WRITTEN EXERCISE
Keep only the lines of the data below that contain "name", and copy them.

───── GIVEN RECORDS

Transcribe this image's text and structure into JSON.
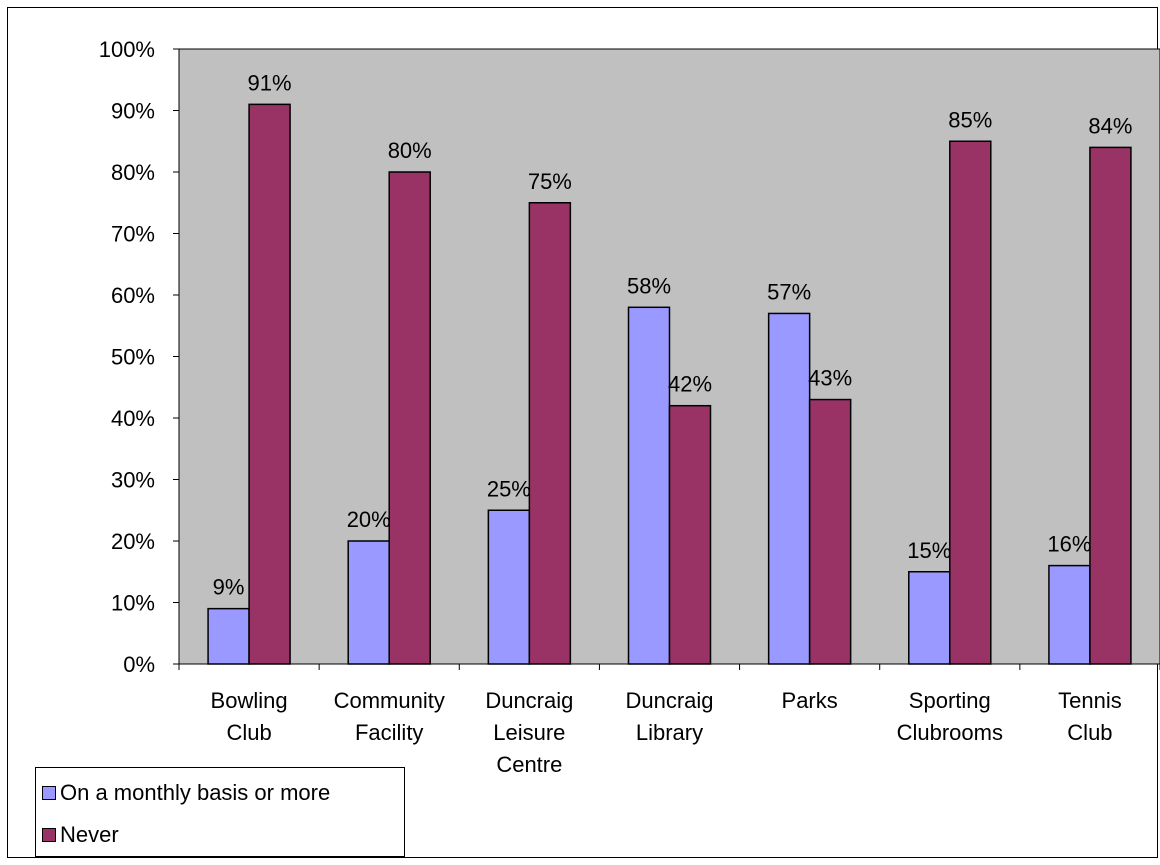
{
  "colors": {
    "plot_area": "#C0C0C0",
    "series1": "#9999FF",
    "series2": "#993366"
  },
  "chart_data": {
    "type": "bar",
    "categories": [
      [
        "Bowling",
        "Club"
      ],
      [
        "Community",
        "Facility"
      ],
      [
        "Duncraig",
        "Leisure",
        "Centre"
      ],
      [
        "Duncraig",
        "Library"
      ],
      [
        "Parks"
      ],
      [
        "Sporting",
        "Clubrooms"
      ],
      [
        "Tennis",
        "Club"
      ]
    ],
    "series": [
      {
        "name": "On a monthly basis or more",
        "values": [
          9,
          20,
          25,
          58,
          57,
          15,
          16
        ],
        "labels": [
          "9%",
          "20%",
          "25%",
          "58%",
          "57%",
          "15%",
          "16%"
        ]
      },
      {
        "name": "Never",
        "values": [
          91,
          80,
          75,
          42,
          43,
          85,
          84
        ],
        "labels": [
          "91%",
          "80%",
          "75%",
          "42%",
          "43%",
          "85%",
          "84%"
        ]
      }
    ],
    "ylim": [
      0,
      100
    ],
    "yticks": [
      "0%",
      "10%",
      "20%",
      "30%",
      "40%",
      "50%",
      "60%",
      "70%",
      "80%",
      "90%",
      "100%"
    ],
    "legend": "bottom-left",
    "grid": false
  }
}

──────────

EXERCISE RESPONSE
        "name": "On a monthly basis or more",
        "name": "Never",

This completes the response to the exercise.